Convert every line of the records below into a Markdown table with the columns "Row" and "Line", numbering the rows in order and skipping any blank lines.

_Layout dataset records:_

• • • • • • •

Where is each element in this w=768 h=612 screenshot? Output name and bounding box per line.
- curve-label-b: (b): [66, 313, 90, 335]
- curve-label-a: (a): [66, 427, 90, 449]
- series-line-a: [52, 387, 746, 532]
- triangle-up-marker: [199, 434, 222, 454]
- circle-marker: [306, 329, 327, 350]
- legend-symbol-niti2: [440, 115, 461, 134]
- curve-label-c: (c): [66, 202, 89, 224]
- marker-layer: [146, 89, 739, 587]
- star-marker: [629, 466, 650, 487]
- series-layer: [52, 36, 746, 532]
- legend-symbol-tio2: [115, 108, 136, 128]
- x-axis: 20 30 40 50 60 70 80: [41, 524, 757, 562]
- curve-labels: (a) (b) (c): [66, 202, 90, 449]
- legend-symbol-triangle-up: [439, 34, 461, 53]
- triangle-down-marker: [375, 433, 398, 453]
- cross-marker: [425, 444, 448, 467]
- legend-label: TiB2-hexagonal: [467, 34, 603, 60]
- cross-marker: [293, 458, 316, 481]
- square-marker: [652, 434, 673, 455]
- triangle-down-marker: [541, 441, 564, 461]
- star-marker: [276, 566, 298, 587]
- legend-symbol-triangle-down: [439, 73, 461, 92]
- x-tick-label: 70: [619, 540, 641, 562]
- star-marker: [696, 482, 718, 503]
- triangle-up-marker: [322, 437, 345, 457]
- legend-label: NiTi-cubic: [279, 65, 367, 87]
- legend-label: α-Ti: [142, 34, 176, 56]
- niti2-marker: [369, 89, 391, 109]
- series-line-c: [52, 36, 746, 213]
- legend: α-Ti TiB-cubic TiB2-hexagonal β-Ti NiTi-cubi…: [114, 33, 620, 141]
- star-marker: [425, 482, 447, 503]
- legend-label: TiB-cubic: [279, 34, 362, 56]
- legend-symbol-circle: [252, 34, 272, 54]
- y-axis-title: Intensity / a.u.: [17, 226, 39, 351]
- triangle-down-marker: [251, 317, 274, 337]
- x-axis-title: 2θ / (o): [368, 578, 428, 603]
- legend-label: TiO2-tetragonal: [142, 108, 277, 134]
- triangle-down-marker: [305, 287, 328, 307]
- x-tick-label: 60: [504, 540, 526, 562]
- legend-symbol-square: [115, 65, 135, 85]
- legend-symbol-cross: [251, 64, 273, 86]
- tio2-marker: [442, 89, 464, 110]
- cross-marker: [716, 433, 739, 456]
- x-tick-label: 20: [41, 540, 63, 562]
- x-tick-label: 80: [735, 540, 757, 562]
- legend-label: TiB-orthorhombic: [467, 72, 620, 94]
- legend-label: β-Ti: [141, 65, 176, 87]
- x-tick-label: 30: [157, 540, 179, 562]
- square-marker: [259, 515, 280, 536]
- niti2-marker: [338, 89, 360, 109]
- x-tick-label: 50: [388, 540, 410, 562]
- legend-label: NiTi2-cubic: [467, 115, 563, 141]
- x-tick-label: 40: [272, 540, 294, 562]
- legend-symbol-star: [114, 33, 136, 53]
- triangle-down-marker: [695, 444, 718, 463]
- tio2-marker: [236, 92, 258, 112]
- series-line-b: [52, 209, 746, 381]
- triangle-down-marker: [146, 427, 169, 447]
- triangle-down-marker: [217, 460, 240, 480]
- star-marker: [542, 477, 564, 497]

• • • • • • •

_SOLUTION:_
| Row | Line |
|---|---|
| 1 | Where is each element in this w=768 h=612 screenshot? Output name and bounding box per line. |
| 2 | - curve-label-b: (b): [66, 313, 90, 335] |
| 3 | - curve-label-a: (a): [66, 427, 90, 449] |
| 4 | - series-line-a: [52, 387, 746, 532] |
| 5 | - triangle-up-marker: [199, 434, 222, 454] |
| 6 | - circle-marker: [306, 329, 327, 350] |
| 7 | - legend-symbol-niti2: [440, 115, 461, 134] |
| 8 | - curve-label-c: (c): [66, 202, 89, 224] |
| 9 | - marker-layer: [146, 89, 739, 587] |
| 10 | - star-marker: [629, 466, 650, 487] |
| 11 | - series-layer: [52, 36, 746, 532] |
| 12 | - legend-symbol-tio2: [115, 108, 136, 128] |
| 13 | - x-axis: 20 30 40 50 60 70 80: [41, 524, 757, 562] |
| 14 | - curve-labels: (a) (b) (c): [66, 202, 90, 449] |
| 15 | - legend-symbol-triangle-up: [439, 34, 461, 53] |
| 16 | - triangle-down-marker: [375, 433, 398, 453] |
| 17 | - cross-marker: [425, 444, 448, 467] |
| 18 | - legend-label: TiB2-hexagonal: [467, 34, 603, 60] |
| 19 | - cross-marker: [293, 458, 316, 481] |
| 20 | - square-marker: [652, 434, 673, 455] |
| 21 | - triangle-down-marker: [541, 441, 564, 461] |
| 22 | - star-marker: [276, 566, 298, 587] |
| 23 | - legend-symbol-triangle-down: [439, 73, 461, 92] |
| 24 | - x-tick-label: 70: [619, 540, 641, 562] |
| 25 | - star-marker: [696, 482, 718, 503] |
| 26 | - triangle-up-marker: [322, 437, 345, 457] |
| 27 | - legend-label: NiTi-cubic: [279, 65, 367, 87] |
| 28 | - legend-label: α-Ti: [142, 34, 176, 56] |
| 29 | - niti2-marker: [369, 89, 391, 109] |
| 30 | - series-line-c: [52, 36, 746, 213] |
| 31 | - legend: α-Ti TiB-cubic TiB2-hexagonal β-Ti NiTi-cubi…: [114, 33, 620, 141] |
| 32 | - star-marker: [425, 482, 447, 503] |
| 33 | - legend-label: TiB-cubic: [279, 34, 362, 56] |
| 34 | - legend-symbol-circle: [252, 34, 272, 54] |
| 35 | - y-axis-title: Intensity / a.u.: [17, 226, 39, 351] |
| 36 | - triangle-down-marker: [251, 317, 274, 337] |
| 37 | - x-axis-title: 2θ / (o): [368, 578, 428, 603] |
| 38 | - legend-label: TiO2-tetragonal: [142, 108, 277, 134] |
| 39 | - triangle-down-marker: [305, 287, 328, 307] |
| 40 | - x-tick-label: 60: [504, 540, 526, 562] |
| 41 | - legend-symbol-square: [115, 65, 135, 85] |
| 42 | - legend-symbol-cross: [251, 64, 273, 86] |
| 43 | - tio2-marker: [442, 89, 464, 110] |
| 44 | - cross-marker: [716, 433, 739, 456] |
| 45 | - x-tick-label: 20: [41, 540, 63, 562] |
| 46 | - x-tick-label: 80: [735, 540, 757, 562] |
| 47 | - legend-label: TiB-orthorhombic: [467, 72, 620, 94] |
| 48 | - legend-label: β-Ti: [141, 65, 176, 87] |
| 49 | - x-tick-label: 30: [157, 540, 179, 562] |
| 50 | - square-marker: [259, 515, 280, 536] |
| 51 | - niti2-marker: [338, 89, 360, 109] |
| 52 | - x-tick-label: 50: [388, 540, 410, 562] |
| 53 | - legend-label: NiTi2-cubic: [467, 115, 563, 141] |
| 54 | - x-tick-label: 40: [272, 540, 294, 562] |
| 55 | - legend-symbol-star: [114, 33, 136, 53] |
| 56 | - triangle-down-marker: [695, 444, 718, 463] |
| 57 | - tio2-marker: [236, 92, 258, 112] |
| 58 | - series-line-b: [52, 209, 746, 381] |
| 59 | - triangle-down-marker: [146, 427, 169, 447] |
| 60 | - triangle-down-marker: [217, 460, 240, 480] |
| 61 | - star-marker: [542, 477, 564, 497] |